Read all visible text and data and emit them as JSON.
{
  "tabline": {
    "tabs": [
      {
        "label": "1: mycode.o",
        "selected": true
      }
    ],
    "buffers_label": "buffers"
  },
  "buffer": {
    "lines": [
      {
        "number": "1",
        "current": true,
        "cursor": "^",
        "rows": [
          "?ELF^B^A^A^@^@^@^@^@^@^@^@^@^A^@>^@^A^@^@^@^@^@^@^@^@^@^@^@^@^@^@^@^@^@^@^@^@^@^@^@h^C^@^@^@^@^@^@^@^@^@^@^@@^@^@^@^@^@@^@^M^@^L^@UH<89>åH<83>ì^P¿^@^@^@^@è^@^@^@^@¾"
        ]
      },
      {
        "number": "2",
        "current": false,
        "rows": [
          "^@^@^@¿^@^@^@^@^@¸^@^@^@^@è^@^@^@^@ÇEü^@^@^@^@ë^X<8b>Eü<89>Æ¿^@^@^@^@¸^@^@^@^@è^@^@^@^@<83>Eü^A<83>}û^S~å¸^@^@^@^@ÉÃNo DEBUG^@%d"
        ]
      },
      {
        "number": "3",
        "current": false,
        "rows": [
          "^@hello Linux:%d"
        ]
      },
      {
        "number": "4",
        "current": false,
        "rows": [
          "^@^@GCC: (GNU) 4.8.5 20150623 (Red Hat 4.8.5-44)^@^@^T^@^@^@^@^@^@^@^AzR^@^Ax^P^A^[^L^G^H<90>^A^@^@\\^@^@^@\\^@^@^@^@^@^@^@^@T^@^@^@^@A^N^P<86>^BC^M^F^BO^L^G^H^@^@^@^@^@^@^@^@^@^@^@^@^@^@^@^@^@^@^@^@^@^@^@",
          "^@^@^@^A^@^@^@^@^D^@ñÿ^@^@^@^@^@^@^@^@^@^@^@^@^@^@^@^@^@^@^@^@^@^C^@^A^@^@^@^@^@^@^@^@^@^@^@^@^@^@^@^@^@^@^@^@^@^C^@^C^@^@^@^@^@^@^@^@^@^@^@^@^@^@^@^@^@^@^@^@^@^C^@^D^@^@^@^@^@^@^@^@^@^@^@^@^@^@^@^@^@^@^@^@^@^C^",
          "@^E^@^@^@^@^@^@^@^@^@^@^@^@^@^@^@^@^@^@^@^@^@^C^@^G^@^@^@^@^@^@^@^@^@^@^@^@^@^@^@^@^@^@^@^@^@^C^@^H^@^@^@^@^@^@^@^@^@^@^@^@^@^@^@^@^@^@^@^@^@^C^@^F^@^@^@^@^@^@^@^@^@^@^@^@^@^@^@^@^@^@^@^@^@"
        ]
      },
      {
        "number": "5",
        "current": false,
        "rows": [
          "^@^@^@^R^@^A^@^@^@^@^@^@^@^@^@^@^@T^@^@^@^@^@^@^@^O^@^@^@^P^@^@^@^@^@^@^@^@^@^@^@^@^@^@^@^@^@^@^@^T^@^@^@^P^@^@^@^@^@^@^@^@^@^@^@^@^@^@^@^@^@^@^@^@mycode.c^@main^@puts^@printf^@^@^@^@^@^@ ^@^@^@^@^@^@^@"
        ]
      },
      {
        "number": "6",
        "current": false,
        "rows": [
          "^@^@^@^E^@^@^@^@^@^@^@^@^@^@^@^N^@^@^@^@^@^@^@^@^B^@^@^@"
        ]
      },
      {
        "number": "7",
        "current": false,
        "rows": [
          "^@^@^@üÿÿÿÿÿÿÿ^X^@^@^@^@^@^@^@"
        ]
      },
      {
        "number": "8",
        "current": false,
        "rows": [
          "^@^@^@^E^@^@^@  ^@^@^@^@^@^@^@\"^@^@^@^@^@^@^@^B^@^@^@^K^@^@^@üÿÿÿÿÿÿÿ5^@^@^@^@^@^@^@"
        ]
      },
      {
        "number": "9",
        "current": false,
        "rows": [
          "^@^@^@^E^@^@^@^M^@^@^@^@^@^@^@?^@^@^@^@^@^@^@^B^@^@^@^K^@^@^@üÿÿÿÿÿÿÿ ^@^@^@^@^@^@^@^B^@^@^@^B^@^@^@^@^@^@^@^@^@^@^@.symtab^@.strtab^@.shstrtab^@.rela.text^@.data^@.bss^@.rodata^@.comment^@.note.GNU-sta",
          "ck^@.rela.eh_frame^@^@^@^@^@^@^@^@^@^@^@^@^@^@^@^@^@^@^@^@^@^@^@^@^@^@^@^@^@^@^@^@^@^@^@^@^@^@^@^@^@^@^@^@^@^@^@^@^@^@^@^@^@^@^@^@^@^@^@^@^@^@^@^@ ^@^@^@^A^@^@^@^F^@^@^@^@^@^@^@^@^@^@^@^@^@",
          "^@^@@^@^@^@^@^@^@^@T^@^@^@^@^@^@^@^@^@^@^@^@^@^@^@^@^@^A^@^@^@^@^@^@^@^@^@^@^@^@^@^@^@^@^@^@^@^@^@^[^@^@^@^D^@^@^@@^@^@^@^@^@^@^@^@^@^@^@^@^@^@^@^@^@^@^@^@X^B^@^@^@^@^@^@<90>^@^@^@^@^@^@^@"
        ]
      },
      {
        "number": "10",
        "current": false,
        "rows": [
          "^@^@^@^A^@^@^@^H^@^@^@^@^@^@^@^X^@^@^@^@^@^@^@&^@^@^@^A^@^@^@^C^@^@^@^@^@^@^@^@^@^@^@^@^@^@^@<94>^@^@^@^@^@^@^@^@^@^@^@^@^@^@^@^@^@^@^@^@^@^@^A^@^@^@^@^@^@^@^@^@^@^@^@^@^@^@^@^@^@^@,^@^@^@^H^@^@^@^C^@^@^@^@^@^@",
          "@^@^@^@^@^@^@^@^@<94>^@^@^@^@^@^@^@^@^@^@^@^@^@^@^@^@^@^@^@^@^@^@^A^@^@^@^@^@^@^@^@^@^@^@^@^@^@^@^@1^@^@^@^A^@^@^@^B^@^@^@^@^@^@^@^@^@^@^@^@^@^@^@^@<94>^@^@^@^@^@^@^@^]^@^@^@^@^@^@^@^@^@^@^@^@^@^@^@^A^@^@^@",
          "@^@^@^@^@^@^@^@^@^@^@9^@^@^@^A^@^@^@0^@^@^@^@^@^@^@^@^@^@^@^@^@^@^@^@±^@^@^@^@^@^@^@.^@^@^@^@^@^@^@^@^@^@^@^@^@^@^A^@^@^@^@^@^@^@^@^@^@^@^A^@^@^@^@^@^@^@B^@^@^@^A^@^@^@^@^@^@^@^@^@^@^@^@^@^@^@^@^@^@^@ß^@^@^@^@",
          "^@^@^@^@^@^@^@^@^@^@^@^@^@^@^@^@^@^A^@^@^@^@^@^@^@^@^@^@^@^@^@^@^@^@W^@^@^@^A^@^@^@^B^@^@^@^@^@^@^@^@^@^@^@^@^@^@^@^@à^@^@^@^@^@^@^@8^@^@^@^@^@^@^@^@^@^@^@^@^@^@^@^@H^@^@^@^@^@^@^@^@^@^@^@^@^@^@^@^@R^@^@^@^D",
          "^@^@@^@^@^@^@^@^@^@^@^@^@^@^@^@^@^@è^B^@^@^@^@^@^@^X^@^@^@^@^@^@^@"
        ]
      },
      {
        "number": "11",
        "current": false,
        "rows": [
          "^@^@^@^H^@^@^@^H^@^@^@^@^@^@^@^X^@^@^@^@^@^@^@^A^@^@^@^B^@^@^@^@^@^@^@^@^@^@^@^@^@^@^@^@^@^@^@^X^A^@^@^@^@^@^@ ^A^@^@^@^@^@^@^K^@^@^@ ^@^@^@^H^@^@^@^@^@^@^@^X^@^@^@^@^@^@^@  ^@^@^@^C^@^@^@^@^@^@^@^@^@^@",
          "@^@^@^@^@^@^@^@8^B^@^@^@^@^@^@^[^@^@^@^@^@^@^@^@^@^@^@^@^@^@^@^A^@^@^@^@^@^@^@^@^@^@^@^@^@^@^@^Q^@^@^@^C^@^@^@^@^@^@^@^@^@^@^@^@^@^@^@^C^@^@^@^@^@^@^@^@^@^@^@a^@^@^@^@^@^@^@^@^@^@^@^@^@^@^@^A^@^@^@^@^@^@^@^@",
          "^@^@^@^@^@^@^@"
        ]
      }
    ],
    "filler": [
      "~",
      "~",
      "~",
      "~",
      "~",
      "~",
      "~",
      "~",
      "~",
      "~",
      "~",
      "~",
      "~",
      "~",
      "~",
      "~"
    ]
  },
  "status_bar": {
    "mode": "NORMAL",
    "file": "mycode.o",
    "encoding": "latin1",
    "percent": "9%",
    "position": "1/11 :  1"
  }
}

**********

▸ DO THIS: Scan the data above and copy every line with "number" in it.

▸ ANSWER TO THE TASK:
        "number": "1",
        "number": "2",
        "number": "3",
        "number": "4",
        "number": "5",
        "number": "6",
        "number": "7",
        "number": "8",
        "number": "9",
        "number": "10",
        "number": "11",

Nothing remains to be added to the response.